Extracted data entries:
** START **

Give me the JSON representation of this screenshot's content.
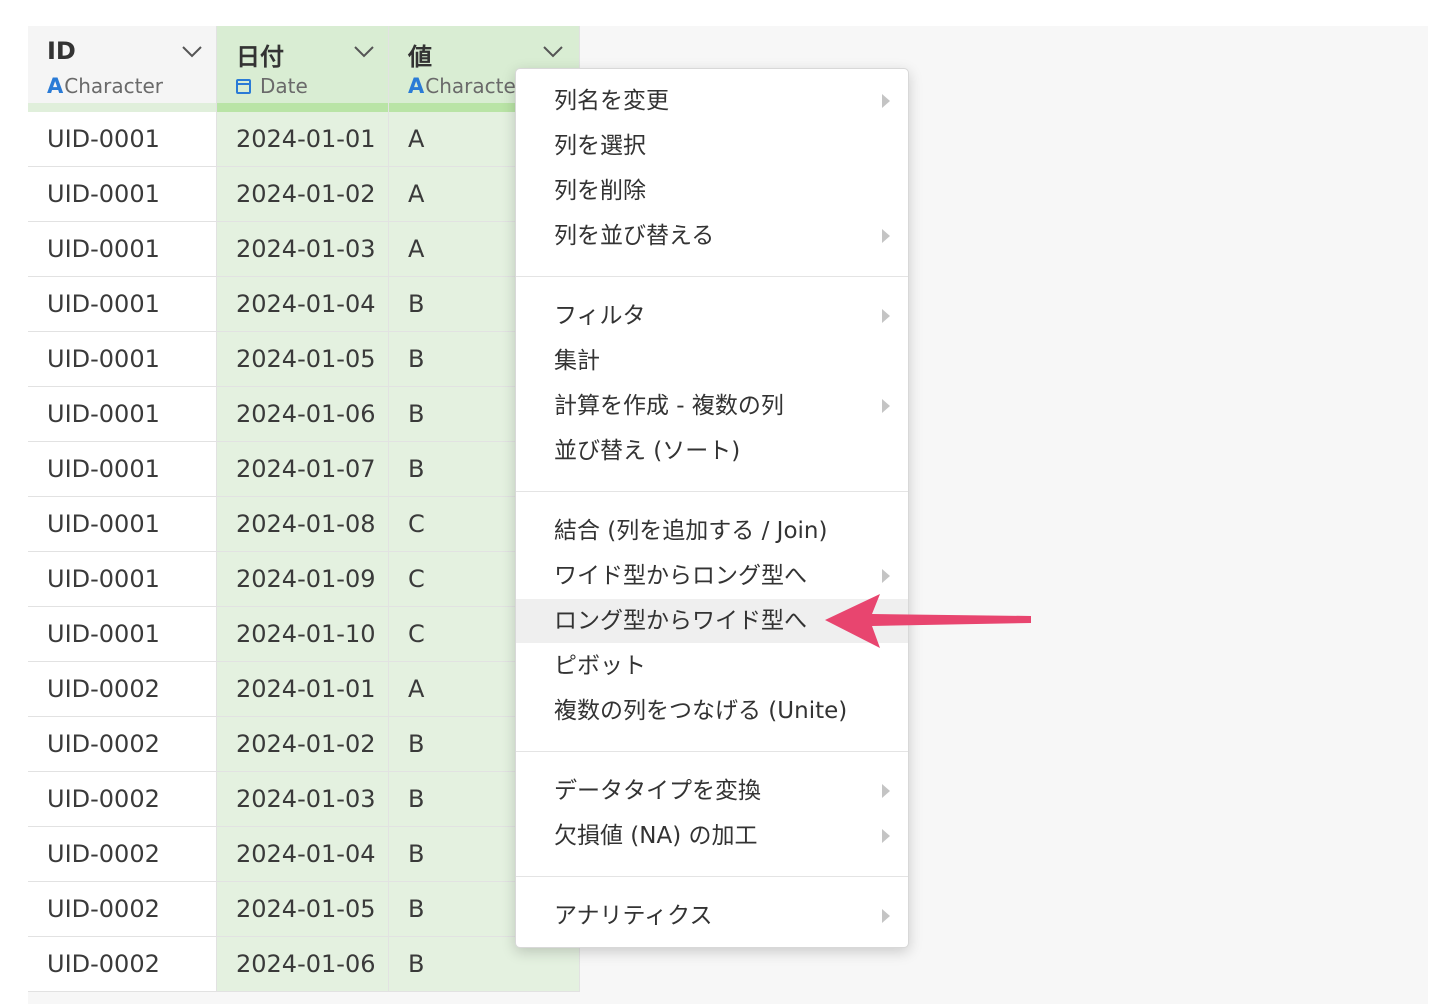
{
  "columns": [
    {
      "name": "ID",
      "type_glyph": "A",
      "type": "Character"
    },
    {
      "name": "日付",
      "type_glyph": "",
      "type": "Date"
    },
    {
      "name": "値",
      "type_glyph": "A",
      "type": "Characte"
    }
  ],
  "rows": [
    [
      "UID-0001",
      "2024-01-01",
      "A"
    ],
    [
      "UID-0001",
      "2024-01-02",
      "A"
    ],
    [
      "UID-0001",
      "2024-01-03",
      "A"
    ],
    [
      "UID-0001",
      "2024-01-04",
      "B"
    ],
    [
      "UID-0001",
      "2024-01-05",
      "B"
    ],
    [
      "UID-0001",
      "2024-01-06",
      "B"
    ],
    [
      "UID-0001",
      "2024-01-07",
      "B"
    ],
    [
      "UID-0001",
      "2024-01-08",
      "C"
    ],
    [
      "UID-0001",
      "2024-01-09",
      "C"
    ],
    [
      "UID-0001",
      "2024-01-10",
      "C"
    ],
    [
      "UID-0002",
      "2024-01-01",
      "A"
    ],
    [
      "UID-0002",
      "2024-01-02",
      "B"
    ],
    [
      "UID-0002",
      "2024-01-03",
      "B"
    ],
    [
      "UID-0002",
      "2024-01-04",
      "B"
    ],
    [
      "UID-0002",
      "2024-01-05",
      "B"
    ],
    [
      "UID-0002",
      "2024-01-06",
      "B"
    ]
  ],
  "menu": {
    "items": [
      {
        "label": "列名を変更",
        "submenu": true
      },
      {
        "label": "列を選択",
        "submenu": false
      },
      {
        "label": "列を削除",
        "submenu": false
      },
      {
        "label": "列を並び替える",
        "submenu": true
      },
      {
        "label": "フィルタ",
        "submenu": true
      },
      {
        "label": "集計",
        "submenu": false
      },
      {
        "label": "計算を作成 - 複数の列",
        "submenu": true
      },
      {
        "label": "並び替え (ソート)",
        "submenu": false
      },
      {
        "label": "結合 (列を追加する / Join)",
        "submenu": false
      },
      {
        "label": "ワイド型からロング型へ",
        "submenu": true
      },
      {
        "label": "ロング型からワイド型へ",
        "submenu": false,
        "highlighted": true
      },
      {
        "label": "ピボット",
        "submenu": false
      },
      {
        "label": "複数の列をつなげる (Unite)",
        "submenu": false
      },
      {
        "label": "データタイプを変換",
        "submenu": true
      },
      {
        "label": "欠損値 (NA) の加工",
        "submenu": true
      },
      {
        "label": "アナリティクス",
        "submenu": true
      }
    ]
  },
  "icons": {
    "type_character": "letter-a-icon",
    "type_date": "calendar-icon",
    "column_menu": "chevron-down-icon",
    "submenu": "triangle-right-icon",
    "annotation": "arrow-left-icon"
  },
  "colors": {
    "selected_column_bg": "#e4f1e0",
    "selected_header_bg": "#d9edd3",
    "selected_bar": "#b9e4a6",
    "type_icon": "#2a7bd6",
    "annotation_arrow": "#e8456f"
  }
}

** END **

*Work to complete*
Reproduce the entries above without change, omitting all pictures.

*Expected answer*
Give me the JSON representation of this screenshot's content.
{
  "columns": [
    {
      "name": "ID",
      "type_glyph": "A",
      "type": "Character"
    },
    {
      "name": "日付",
      "type_glyph": "",
      "type": "Date"
    },
    {
      "name": "値",
      "type_glyph": "A",
      "type": "Characte"
    }
  ],
  "rows": [
    [
      "UID-0001",
      "2024-01-01",
      "A"
    ],
    [
      "UID-0001",
      "2024-01-02",
      "A"
    ],
    [
      "UID-0001",
      "2024-01-03",
      "A"
    ],
    [
      "UID-0001",
      "2024-01-04",
      "B"
    ],
    [
      "UID-0001",
      "2024-01-05",
      "B"
    ],
    [
      "UID-0001",
      "2024-01-06",
      "B"
    ],
    [
      "UID-0001",
      "2024-01-07",
      "B"
    ],
    [
      "UID-0001",
      "2024-01-08",
      "C"
    ],
    [
      "UID-0001",
      "2024-01-09",
      "C"
    ],
    [
      "UID-0001",
      "2024-01-10",
      "C"
    ],
    [
      "UID-0002",
      "2024-01-01",
      "A"
    ],
    [
      "UID-0002",
      "2024-01-02",
      "B"
    ],
    [
      "UID-0002",
      "2024-01-03",
      "B"
    ],
    [
      "UID-0002",
      "2024-01-04",
      "B"
    ],
    [
      "UID-0002",
      "2024-01-05",
      "B"
    ],
    [
      "UID-0002",
      "2024-01-06",
      "B"
    ]
  ],
  "menu": {
    "items": [
      {
        "label": "列名を変更",
        "submenu": true
      },
      {
        "label": "列を選択",
        "submenu": false
      },
      {
        "label": "列を削除",
        "submenu": false
      },
      {
        "label": "列を並び替える",
        "submenu": true
      },
      {
        "label": "フィルタ",
        "submenu": true
      },
      {
        "label": "集計",
        "submenu": false
      },
      {
        "label": "計算を作成 - 複数の列",
        "submenu": true
      },
      {
        "label": "並び替え (ソート)",
        "submenu": false
      },
      {
        "label": "結合 (列を追加する / Join)",
        "submenu": false
      },
      {
        "label": "ワイド型からロング型へ",
        "submenu": true
      },
      {
        "label": "ロング型からワイド型へ",
        "submenu": false,
        "highlighted": true
      },
      {
        "label": "ピボット",
        "submenu": false
      },
      {
        "label": "複数の列をつなげる (Unite)",
        "submenu": false
      },
      {
        "label": "データタイプを変換",
        "submenu": true
      },
      {
        "label": "欠損値 (NA) の加工",
        "submenu": true
      },
      {
        "label": "アナリティクス",
        "submenu": true
      }
    ]
  },
  "icons": {
    "type_character": "letter-a-icon",
    "type_date": "calendar-icon",
    "column_menu": "chevron-down-icon",
    "submenu": "triangle-right-icon",
    "annotation": "arrow-left-icon"
  },
  "colors": {
    "selected_column_bg": "#e4f1e0",
    "selected_header_bg": "#d9edd3",
    "selected_bar": "#b9e4a6",
    "type_icon": "#2a7bd6",
    "annotation_arrow": "#e8456f"
  }
}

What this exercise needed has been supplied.